___ Dataset entries

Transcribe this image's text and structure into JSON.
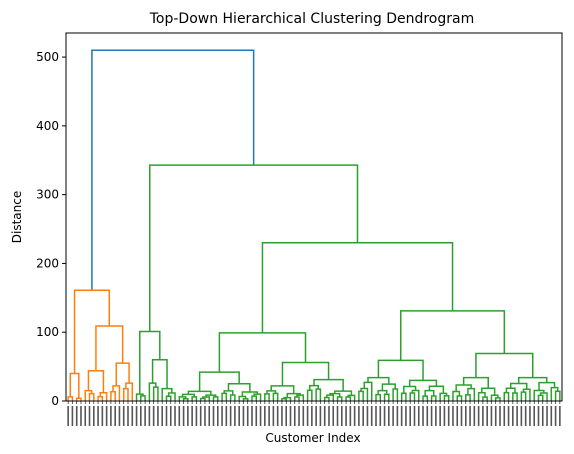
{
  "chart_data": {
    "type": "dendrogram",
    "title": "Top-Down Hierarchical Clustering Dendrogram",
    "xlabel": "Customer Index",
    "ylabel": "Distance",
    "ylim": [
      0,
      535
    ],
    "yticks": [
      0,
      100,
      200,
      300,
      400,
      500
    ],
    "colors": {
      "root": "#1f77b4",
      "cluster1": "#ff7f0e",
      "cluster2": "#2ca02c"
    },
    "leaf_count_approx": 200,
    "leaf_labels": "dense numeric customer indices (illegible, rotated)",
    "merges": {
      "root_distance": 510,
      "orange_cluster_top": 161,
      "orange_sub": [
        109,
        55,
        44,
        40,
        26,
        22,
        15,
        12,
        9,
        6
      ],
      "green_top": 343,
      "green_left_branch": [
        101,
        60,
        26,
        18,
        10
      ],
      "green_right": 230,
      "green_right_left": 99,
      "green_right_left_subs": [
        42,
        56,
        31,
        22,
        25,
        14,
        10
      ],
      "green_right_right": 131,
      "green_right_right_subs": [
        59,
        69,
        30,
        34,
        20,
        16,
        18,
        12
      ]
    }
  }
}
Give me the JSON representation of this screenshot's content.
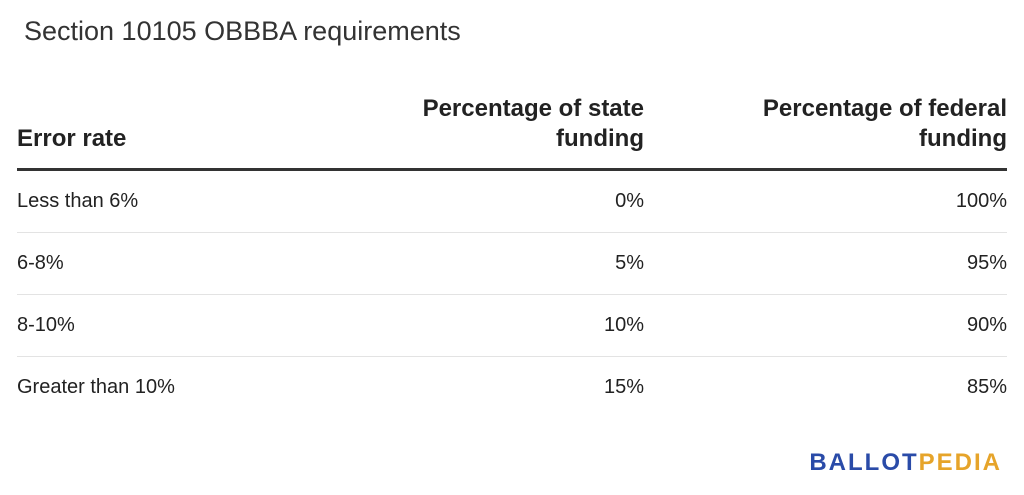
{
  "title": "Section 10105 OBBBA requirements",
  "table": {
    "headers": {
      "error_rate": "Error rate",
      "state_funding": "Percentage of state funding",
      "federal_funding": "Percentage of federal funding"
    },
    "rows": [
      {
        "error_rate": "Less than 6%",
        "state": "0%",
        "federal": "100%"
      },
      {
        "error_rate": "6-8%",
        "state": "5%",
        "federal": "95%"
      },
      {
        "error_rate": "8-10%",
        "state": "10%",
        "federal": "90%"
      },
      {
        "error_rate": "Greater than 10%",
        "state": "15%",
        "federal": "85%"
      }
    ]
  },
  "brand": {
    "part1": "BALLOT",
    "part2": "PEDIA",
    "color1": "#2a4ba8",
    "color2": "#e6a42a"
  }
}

______

§ **Problem to work on**:
Each record should be quoted exactly, with the images omitted.

§ **Answer for this exercise**:
Transcribe this image's text and structure into JSON.
{
  "chart_data": {
    "type": "dendrogram",
    "title": "Top-Down Hierarchical Clustering Dendrogram",
    "xlabel": "Customer Index",
    "ylabel": "Distance",
    "ylim": [
      0,
      535
    ],
    "yticks": [
      0,
      100,
      200,
      300,
      400,
      500
    ],
    "colors": {
      "root": "#1f77b4",
      "cluster1": "#ff7f0e",
      "cluster2": "#2ca02c"
    },
    "leaf_count_approx": 200,
    "leaf_labels": "dense numeric customer indices (illegible, rotated)",
    "merges": {
      "root_distance": 510,
      "orange_cluster_top": 161,
      "orange_sub": [
        109,
        55,
        44,
        40,
        26,
        22,
        15,
        12,
        9,
        6
      ],
      "green_top": 343,
      "green_left_branch": [
        101,
        60,
        26,
        18,
        10
      ],
      "green_right": 230,
      "green_right_left": 99,
      "green_right_left_subs": [
        42,
        56,
        31,
        22,
        25,
        14,
        10
      ],
      "green_right_right": 131,
      "green_right_right_subs": [
        59,
        69,
        30,
        34,
        20,
        16,
        18,
        12
      ]
    }
  }
}
Give me the JSON representation of this screenshot's content.
{
  "title": "Section 10105 OBBBA requirements",
  "table": {
    "headers": {
      "error_rate": "Error rate",
      "state_funding": "Percentage of state funding",
      "federal_funding": "Percentage of federal funding"
    },
    "rows": [
      {
        "error_rate": "Less than 6%",
        "state": "0%",
        "federal": "100%"
      },
      {
        "error_rate": "6-8%",
        "state": "5%",
        "federal": "95%"
      },
      {
        "error_rate": "8-10%",
        "state": "10%",
        "federal": "90%"
      },
      {
        "error_rate": "Greater than 10%",
        "state": "15%",
        "federal": "85%"
      }
    ]
  },
  "brand": {
    "part1": "BALLOT",
    "part2": "PEDIA",
    "color1": "#2a4ba8",
    "color2": "#e6a42a"
  }
}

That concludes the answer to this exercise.